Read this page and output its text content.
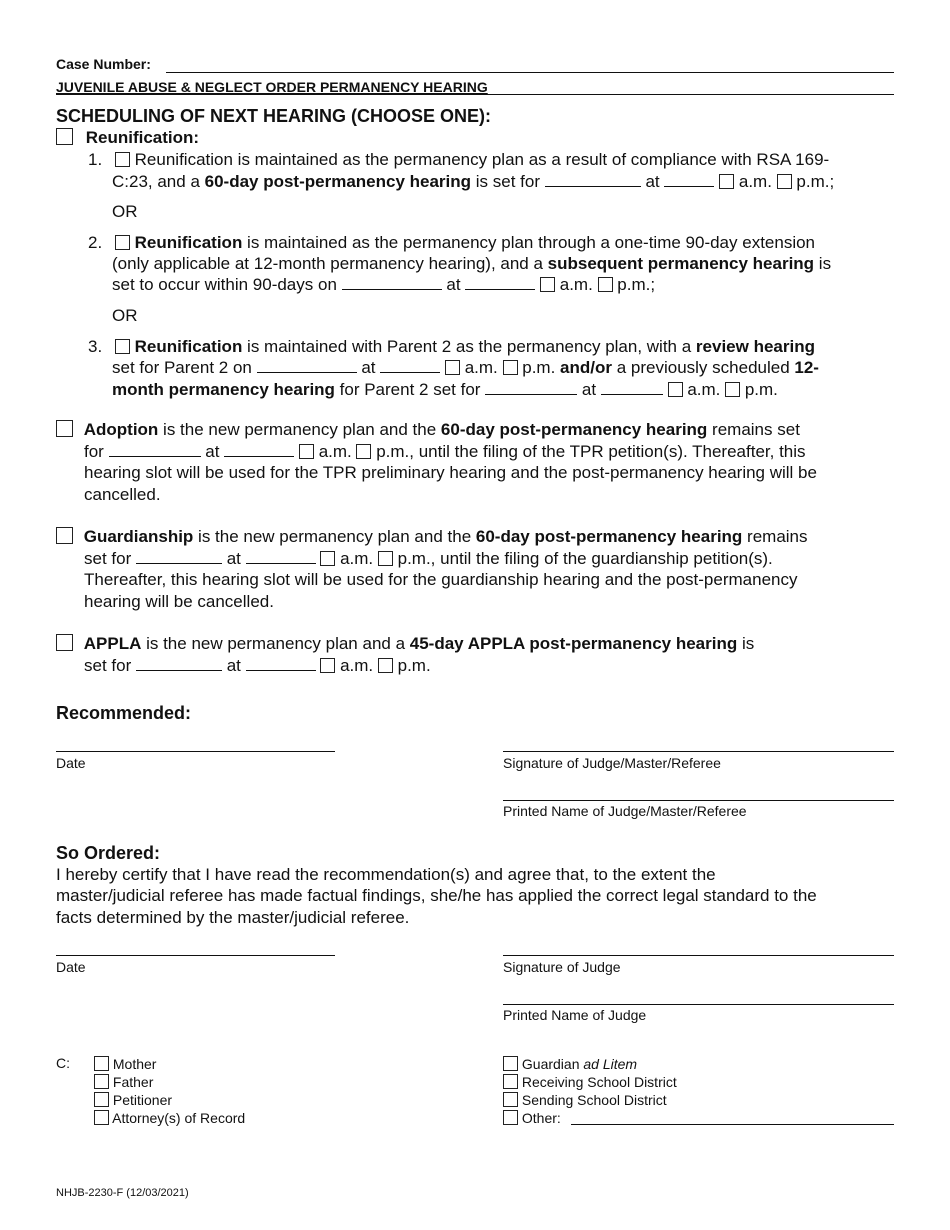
Case Number:
JUVENILE ABUSE & NEGLECT ORDER PERMANENCY HEARING
SCHEDULING OF NEXT HEARING (CHOOSE ONE):
Reunification:
1. Reunification is maintained as the permanency plan as a result of compliance with RSA 169-
C:23, and a 60-day post-permanency hearing is set for	at	a.m. p.m.;
OR
2. Reunification is maintained as the permanency plan through a one-time 90-day extension
(only applicable at 12-month permanency hearing), and a subsequent permanency hearing is
set to occur within 90-days on	at	a.m. p.m.;
OR
3. Reunification is maintained with Parent 2 as the permanency plan, with a review hearing
set for Parent 2 on	at	a.m. p.m. and/or a previously scheduled 12-
month permanency hearing for Parent 2 set for	at	a.m. p.m.
Adoption is the new permanency plan and the 60-day post-permanency hearing remains set
for	at	a.m. p.m., until the filing of the TPR petition(s). Thereafter, this
hearing slot will be used for the TPR preliminary hearing and the post-permanency hearing will be
cancelled.
Guardianship is the new permanency plan and the 60-day post-permanency hearing remains
set for	at	a.m. p.m., until the filing of the guardianship petition(s).
Thereafter, this hearing slot will be used for the guardianship hearing and the post-permanency
hearing will be cancelled.
APPLA is the new permanency plan and a 45-day APPLA post-permanency hearing is
set for	at	a.m. p.m.
Recommended:
Date	Signature of Judge/Master/Referee
Printed Name of Judge/Master/Referee
So Ordered:
I hereby certify that I have read the recommendation(s) and agree that, to the extent the
master/judicial referee has made factual findings, she/he has applied the correct legal standard to the
facts determined by the master/judicial referee.
Date	Signature of Judge
Printed Name of Judge
C:	Mother
Father
Petitioner
Attorney(s) of Record
Guardian ad Litem
Receiving School District
Sending School District
Other:
NHJB-2230-F (12/03/2021)
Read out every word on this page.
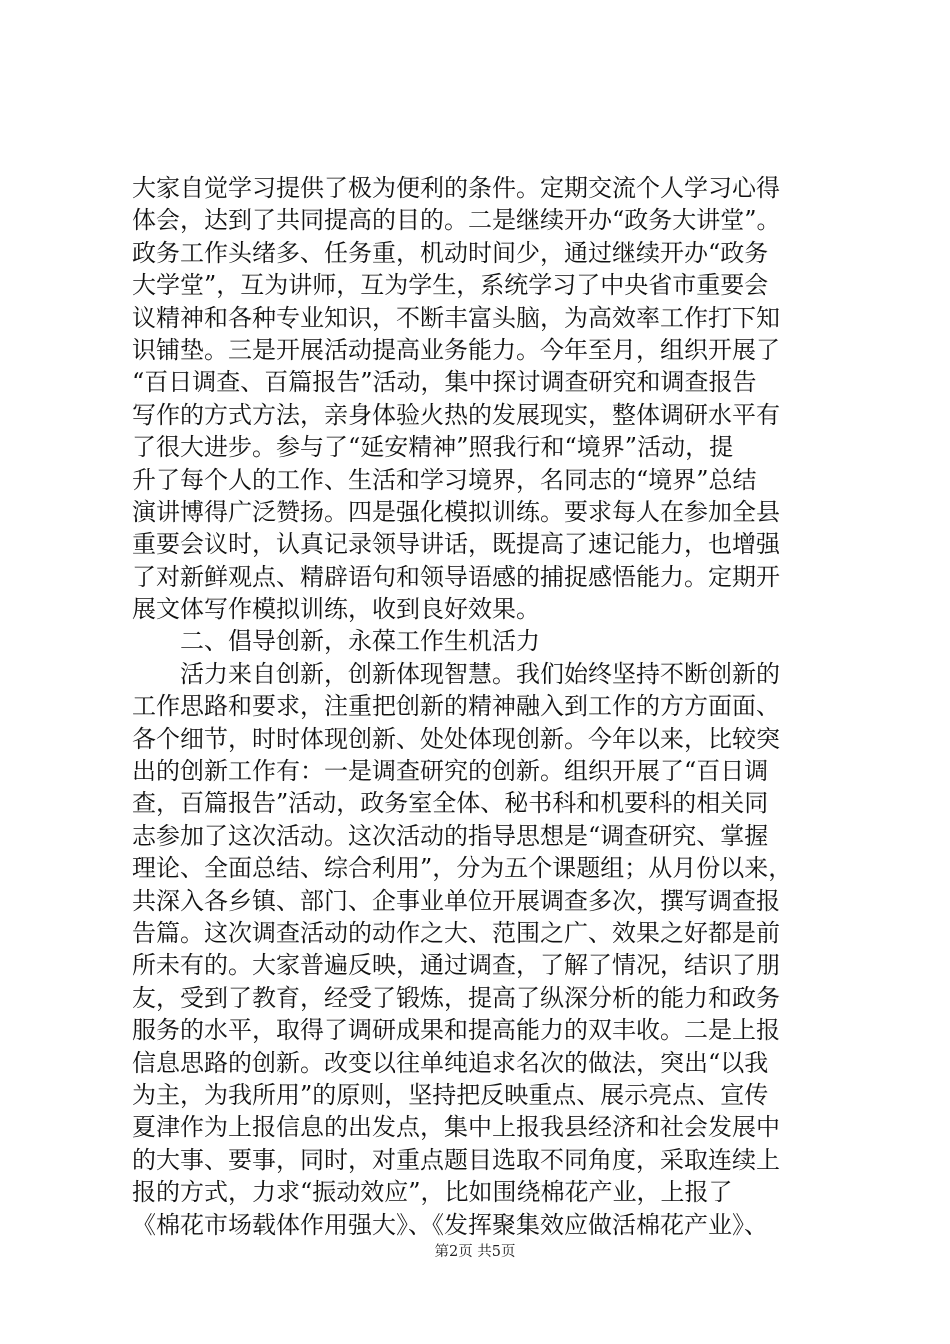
大家自觉学习提供了极为便利的条件。定期交流个人学习心得
体会，达到了共同提高的目的。二是继续开办“政务大讲堂”。
政务工作头绪多、任务重，机动时间少，通过继续开办“政务
大学堂”，互为讲师，互为学生，系统学习了中央省市重要会
议精神和各种专业知识，不断丰富头脑，为高效率工作打下知
识铺垫。三是开展活动提高业务能力。今年至月，组织开展了
“百日调查、百篇报告”活动，集中探讨调查研究和调查报告
写作的方式方法，亲身体验火热的发展现实，整体调研水平有
了很大进步。参与了“延安精神”照我行和“境界”活动，提
升了每个人的工作、生活和学习境界，名同志的“境界”总结
演讲博得广泛赞扬。四是强化模拟训练。要求每人在参加全县
重要会议时，认真记录领导讲话，既提高了速记能力，也增强
了对新鲜观点、精辟语句和领导语感的捕捉感悟能力。定期开
展文体写作模拟训练，收到良好效果。
　　二、倡导创新，永葆工作生机活力
　　活力来自创新，创新体现智慧。我们始终坚持不断创新的
工作思路和要求，注重把创新的精神融入到工作的方方面面、
各个细节，时时体现创新、处处体现创新。今年以来，比较突
出的创新工作有：一是调查研究的创新。组织开展了“百日调
查，百篇报告”活动，政务室全体、秘书科和机要科的相关同
志参加了这次活动。这次活动的指导思想是“调查研究、掌握
理论、全面总结、综合利用”，分为五个课题组；从月份以来，
共深入各乡镇、部门、企事业单位开展调查多次，撰写调查报
告篇。这次调查活动的动作之大、范围之广、效果之好都是前
所未有的。大家普遍反映，通过调查，了解了情况，结识了朋
友，受到了教育，经受了锻炼，提高了纵深分析的能力和政务
服务的水平，取得了调研成果和提高能力的双丰收。二是上报
信息思路的创新。改变以往单纯追求名次的做法，突出“以我
为主，为我所用”的原则，坚持把反映重点、展示亮点、宣传
夏津作为上报信息的出发点，集中上报我县经济和社会发展中
的大事、要事，同时，对重点题目选取不同角度，采取连续上
报的方式，力求“振动效应”，比如围绕棉花产业，上报了
《棉花市场载体作用强大》、《发挥聚集效应做活棉花产业》、
第2页 共5页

:::

→ What you need to do:
Omit the pictures. Transcribe every record exactly.

→ Answer to this task:
Read this page and output its text content.
Case Number:
JUVENILE ABUSE & NEGLECT ORDER PERMANENCY HEARING
SCHEDULING OF NEXT HEARING (CHOOSE ONE):
Reunification:
1. Reunification is maintained as the permanency plan as a result of compliance with RSA 169-
C:23, and a 60-day post-permanency hearing is set for	at	a.m. p.m.;
OR
2. Reunification is maintained as the permanency plan through a one-time 90-day extension
(only applicable at 12-month permanency hearing), and a subsequent permanency hearing is
set to occur within 90-days on	at	a.m. p.m.;
OR
3. Reunification is maintained with Parent 2 as the permanency plan, with a review hearing
set for Parent 2 on	at	a.m. p.m. and/or a previously scheduled 12-
month permanency hearing for Parent 2 set for	at	a.m. p.m.
Adoption is the new permanency plan and the 60-day post-permanency hearing remains set
for	at	a.m. p.m., until the filing of the TPR petition(s). Thereafter, this
hearing slot will be used for the TPR preliminary hearing and the post-permanency hearing will be
cancelled.
Guardianship is the new permanency plan and the 60-day post-permanency hearing remains
set for	at	a.m. p.m., until the filing of the guardianship petition(s).
Thereafter, this hearing slot will be used for the guardianship hearing and the post-permanency
hearing will be cancelled.
APPLA is the new permanency plan and a 45-day APPLA post-permanency hearing is
set for	at	a.m. p.m.
Recommended:
Date	Signature of Judge/Master/Referee
Printed Name of Judge/Master/Referee
So Ordered:
I hereby certify that I have read the recommendation(s) and agree that, to the extent the
master/judicial referee has made factual findings, she/he has applied the correct legal standard to the
facts determined by the master/judicial referee.
Date	Signature of Judge
Printed Name of Judge
C:	Mother
Father
Petitioner
Attorney(s) of Record
Guardian ad Litem
Receiving School District
Sending School District
Other:
NHJB-2230-F (12/03/2021)
Read out every word on this page.
大家自觉学习提供了极为便利的条件。定期交流个人学习心得
体会，达到了共同提高的目的。二是继续开办“政务大讲堂”。
政务工作头绪多、任务重，机动时间少，通过继续开办“政务
大学堂”，互为讲师，互为学生，系统学习了中央省市重要会
议精神和各种专业知识，不断丰富头脑，为高效率工作打下知
识铺垫。三是开展活动提高业务能力。今年至月，组织开展了
“百日调查、百篇报告”活动，集中探讨调查研究和调查报告
写作的方式方法，亲身体验火热的发展现实，整体调研水平有
了很大进步。参与了“延安精神”照我行和“境界”活动，提
升了每个人的工作、生活和学习境界，名同志的“境界”总结
演讲博得广泛赞扬。四是强化模拟训练。要求每人在参加全县
重要会议时，认真记录领导讲话，既提高了速记能力，也增强
了对新鲜观点、精辟语句和领导语感的捕捉感悟能力。定期开
展文体写作模拟训练，收到良好效果。
　　二、倡导创新，永葆工作生机活力
　　活力来自创新，创新体现智慧。我们始终坚持不断创新的
工作思路和要求，注重把创新的精神融入到工作的方方面面、
各个细节，时时体现创新、处处体现创新。今年以来，比较突
出的创新工作有：一是调查研究的创新。组织开展了“百日调
查，百篇报告”活动，政务室全体、秘书科和机要科的相关同
志参加了这次活动。这次活动的指导思想是“调查研究、掌握
理论、全面总结、综合利用”，分为五个课题组；从月份以来，
共深入各乡镇、部门、企事业单位开展调查多次，撰写调查报
告篇。这次调查活动的动作之大、范围之广、效果之好都是前
所未有的。大家普遍反映，通过调查，了解了情况，结识了朋
友，受到了教育，经受了锻炼，提高了纵深分析的能力和政务
服务的水平，取得了调研成果和提高能力的双丰收。二是上报
信息思路的创新。改变以往单纯追求名次的做法，突出“以我
为主，为我所用”的原则，坚持把反映重点、展示亮点、宣传
夏津作为上报信息的出发点，集中上报我县经济和社会发展中
的大事、要事，同时，对重点题目选取不同角度，采取连续上
报的方式，力求“振动效应”，比如围绕棉花产业，上报了
《棉花市场载体作用强大》、《发挥聚集效应做活棉花产业》、
第2页 共5页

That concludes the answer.